_Requirement:_
Rewrite all the rows below as a Markdown table with two columns, Number and Row text. Give each non-blank line its own table row with its number in order, and leave out blank lines and the pictures.

»»

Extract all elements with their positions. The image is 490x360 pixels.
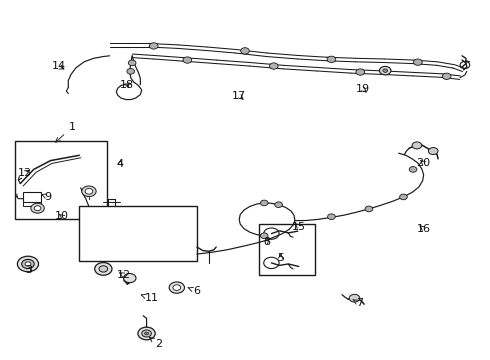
Circle shape	[356, 69, 365, 75]
Bar	[79, 206, 197, 261]
Circle shape	[349, 294, 360, 302]
Circle shape	[31, 203, 44, 213]
Circle shape	[25, 262, 31, 266]
Circle shape	[22, 259, 34, 269]
Circle shape	[17, 256, 39, 272]
Text: 4: 4	[117, 159, 123, 169]
Circle shape	[138, 327, 155, 340]
Circle shape	[275, 202, 282, 207]
Circle shape	[383, 69, 388, 72]
Bar	[23, 192, 41, 202]
Circle shape	[365, 206, 373, 212]
Text: 5: 5	[277, 253, 284, 263]
Text: 13: 13	[18, 168, 32, 178]
Circle shape	[414, 59, 422, 66]
Circle shape	[328, 214, 335, 220]
Text: 6: 6	[188, 286, 200, 296]
Circle shape	[327, 56, 336, 63]
Bar	[259, 224, 315, 275]
Circle shape	[442, 73, 451, 80]
Text: 8: 8	[263, 237, 270, 247]
Text: 2: 2	[149, 337, 162, 349]
Circle shape	[127, 68, 135, 74]
Text: 15: 15	[292, 221, 306, 231]
Text: 17: 17	[232, 91, 246, 101]
Text: 16: 16	[416, 224, 431, 234]
Text: 19: 19	[356, 84, 370, 94]
Text: 3: 3	[25, 265, 32, 275]
Text: 9: 9	[42, 192, 51, 202]
Circle shape	[82, 186, 96, 197]
Circle shape	[169, 282, 185, 293]
Bar	[16, 141, 107, 219]
Text: 18: 18	[120, 80, 134, 90]
Circle shape	[149, 43, 158, 49]
Circle shape	[379, 66, 391, 75]
Text: 14: 14	[51, 62, 66, 71]
Circle shape	[260, 200, 268, 206]
Circle shape	[409, 167, 417, 172]
Circle shape	[123, 274, 136, 283]
Circle shape	[428, 148, 438, 154]
Circle shape	[270, 63, 278, 69]
Circle shape	[241, 48, 249, 54]
Circle shape	[99, 266, 108, 272]
Bar	[23, 202, 41, 206]
Circle shape	[128, 60, 136, 66]
Circle shape	[95, 262, 112, 275]
Circle shape	[260, 233, 268, 239]
Text: 10: 10	[54, 211, 69, 221]
Text: 7: 7	[353, 298, 363, 309]
Circle shape	[85, 189, 93, 194]
Circle shape	[34, 206, 41, 211]
Text: 12: 12	[117, 270, 131, 280]
Text: 11: 11	[141, 293, 158, 303]
Circle shape	[400, 194, 407, 200]
Circle shape	[142, 330, 151, 337]
Circle shape	[412, 142, 422, 149]
Text: 1: 1	[56, 122, 75, 142]
Text: 20: 20	[416, 158, 431, 168]
Circle shape	[145, 332, 148, 335]
Circle shape	[173, 285, 181, 291]
Circle shape	[183, 57, 192, 63]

««

_Written reply:_
| Number | Row text |
|---|---|
| 1 | Extract all elements with their positions. The image is 490x360 pixels. |
| 2 | Circle shape	[356, 69, 365, 75] |
| 3 | Bar	[79, 206, 197, 261] |
| 4 | Circle shape	[349, 294, 360, 302] |
| 5 | Circle shape	[31, 203, 44, 213] |
| 6 | Circle shape	[25, 262, 31, 266] |
| 7 | Circle shape	[22, 259, 34, 269] |
| 8 | Circle shape	[17, 256, 39, 272] |
| 9 | Text: 4: 4	[117, 159, 123, 169] |
| 10 | Circle shape	[138, 327, 155, 340] |
| 11 | Circle shape	[275, 202, 282, 207] |
| 12 | Circle shape	[383, 69, 388, 72] |
| 13 | Bar	[23, 192, 41, 202] |
| 14 | Circle shape	[365, 206, 373, 212] |
| 15 | Text: 5: 5	[277, 253, 284, 263] |
| 16 | Text: 13: 13	[18, 168, 32, 178] |
| 17 | Circle shape	[414, 59, 422, 66] |
| 18 | Circle shape	[328, 214, 335, 220] |
| 19 | Text: 6: 6	[188, 286, 200, 296] |
| 20 | Circle shape	[327, 56, 336, 63] |
| 21 | Bar	[259, 224, 315, 275] |
| 22 | Circle shape	[442, 73, 451, 80] |
| 23 | Text: 8: 8	[263, 237, 270, 247] |
| 24 | Text: 2: 2	[149, 337, 162, 349] |
| 25 | Circle shape	[127, 68, 135, 74] |
| 26 | Text: 15: 15	[292, 221, 306, 231] |
| 27 | Text: 17: 17	[232, 91, 246, 101] |
| 28 | Text: 16: 16	[416, 224, 431, 234] |
| 29 | Text: 19: 19	[356, 84, 370, 94] |
| 30 | Text: 3: 3	[25, 265, 32, 275] |
| 31 | Text: 9: 9	[42, 192, 51, 202] |
| 32 | Circle shape	[82, 186, 96, 197] |
| 33 | Circle shape	[169, 282, 185, 293] |
| 34 | Bar	[16, 141, 107, 219] |
| 35 | Text: 18: 18	[120, 80, 134, 90] |
| 36 | Circle shape	[149, 43, 158, 49] |
| 37 | Circle shape	[379, 66, 391, 75] |
| 38 | Text: 14: 14	[51, 62, 66, 71] |
| 39 | Circle shape	[260, 200, 268, 206] |
| 40 | Circle shape	[409, 167, 417, 172] |
| 41 | Circle shape	[123, 274, 136, 283] |
| 42 | Circle shape	[428, 148, 438, 154] |
| 43 | Circle shape	[270, 63, 278, 69] |
| 44 | Circle shape	[241, 48, 249, 54] |
| 45 | Circle shape	[99, 266, 108, 272] |
| 46 | Bar	[23, 202, 41, 206] |
| 47 | Circle shape	[128, 60, 136, 66] |
| 48 | Circle shape	[95, 262, 112, 275] |
| 49 | Circle shape	[260, 233, 268, 239] |
| 50 | Text: 10: 10	[54, 211, 69, 221] |
| 51 | Text: 7: 7	[353, 298, 363, 309] |
| 52 | Circle shape	[85, 189, 93, 194] |
| 53 | Circle shape	[34, 206, 41, 211] |
| 54 | Text: 12: 12	[117, 270, 131, 280] |
| 55 | Text: 11: 11	[141, 293, 158, 303] |
| 56 | Circle shape	[400, 194, 407, 200] |
| 57 | Circle shape	[142, 330, 151, 337] |
| 58 | Circle shape	[412, 142, 422, 149] |
| 59 | Text: 1: 1	[56, 122, 75, 142] |
| 60 | Text: 20: 20	[416, 158, 431, 168] |
| 61 | Circle shape	[145, 332, 148, 335] |
| 62 | Circle shape	[173, 285, 181, 291] |
| 63 | Circle shape	[183, 57, 192, 63] |